> [AUFGABEN]:
• 1. Schreiben Sie den Abschnitt des Artikels über die Bruckner-Aufführung von „Strukturen, Themen, Entwicklungen: Was“ bis einschließlich „angemessenen Legato formt.“ neu und ersetzen Sie dabei „Kirchenraums“ durch „Domraums“.
• 2. Führen Sie den Artikel über die Bruckner-Aufführung im Anschluss an seinen letzten Satz weiter.

> [ARTIKEL]:
Strukturen, Themen, Entwicklungen: Was so technisch klingt, ist auch für Bruckners gerühmte Klangdramaturgie unverzichtbar. Nott gelingt in dem ausgiebigen Nachhall des Kirchenraums das Wunder, die Symphonie durchhörbar zu halten. Die Fehler anderer Dirigenten unterlaufen ihm nicht: Er gibt dem Werk seine Zeit: Die Aufführungsdauer liegt fast zehn Minuten über den üblichen achtzig. Die Dynamik ist nach unten geregelt: Nott bereitet die Fortissimo-Entladungen sorgsam vor, sichert für das Finale Reserven und hütet sich vor einer – in dieser Akustik – verhängnisvollen Lust an der Eruption. Auch die Artikulation ist auf die Raumverhältnisse abgestimmt: Nott fordert, soweit man das aus einiger Entfernung feststellen kann, konturscharf geformte Töne, ein non legato, das sich im Raum von selbst zum angemessenen Legato formt.

> [VORLIEGENDES MATERIAL]:

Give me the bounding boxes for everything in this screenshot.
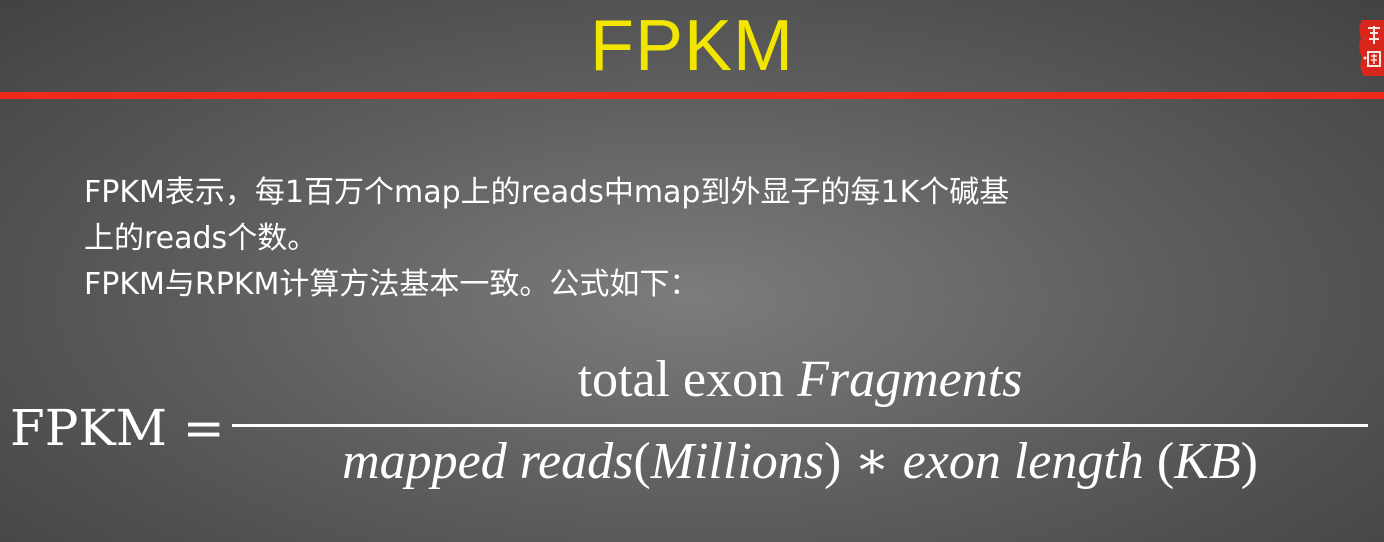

> [LÖSUNGEN]:
• 1.
Strukturen, Themen, Entwicklungen: Was so technisch klingt, ist auch für Bruckners gerühmte Klangdramaturgie unverzichtbar. Nott gelingt in dem ausgiebigen Nachhall des Domraums das Wunder, die Symphonie durchhörbar zu halten. Die Fehler anderer Dirigenten unterlaufen ihm nicht: Er gibt dem Werk seine Zeit: Die Aufführungsdauer liegt fast zehn Minuten über den üblichen achtzig. Die Dynamik ist nach unten geregelt: Nott bereitet die Fortissimo-Entladungen sorgsam vor, sichert für das Finale Reserven und hütet sich vor einer – in dieser Akustik – verhängnisvollen Lust an der Eruption. Auch die Artikulation ist auf die Raumverhältnisse abgestimmt: Nott fordert, soweit man das aus einiger Entfernung feststellen kann, konturscharf geformte Töne, ein non legato, das sich im Raum von selbst zum angemessenen Legato formt.

• 2.
Die Hingabe, mit der ihm die Bamberger folgen, ist bewundernswert. Exemplarisch ist zu verfolgen, was Disziplin von Orchesterkultur unterscheidet: Wenn sich die Streicher zurücknehmen, um im ersten Satz die Solobläser heraustreten zu lassen, wenn ein Hornsolo über pianissimo tremolierenden Saiteninstrumenten mit schönster Gelassenheit ausschwingen kann und gestützt wird, wenn im Scherzo Harfe und Horn fragile Farben leuchtend einbringen können, wenn der Rhythmus gelöst und transparent schwingt, wenn das Blech festlich-weich, nicht rotzig grell einsteigt, dann zeigt sich darin mehr als akkurates Musizieren, mehr als saubere technische Meisterschaft. Da klingt die Summe aus sechzehn Jahren gemeinsamen Strebens im Dienst der Musik; da rührt der Augenblick an ein Ideal, an die bruchlose, vollendete Gemeinschaft von Dirigent und Orchester. Könnte er verweilen im flüchtigen Medium des Klanges, der Augenblick, man würde nicht zögern, ihm zuzurufen, er sei so schön.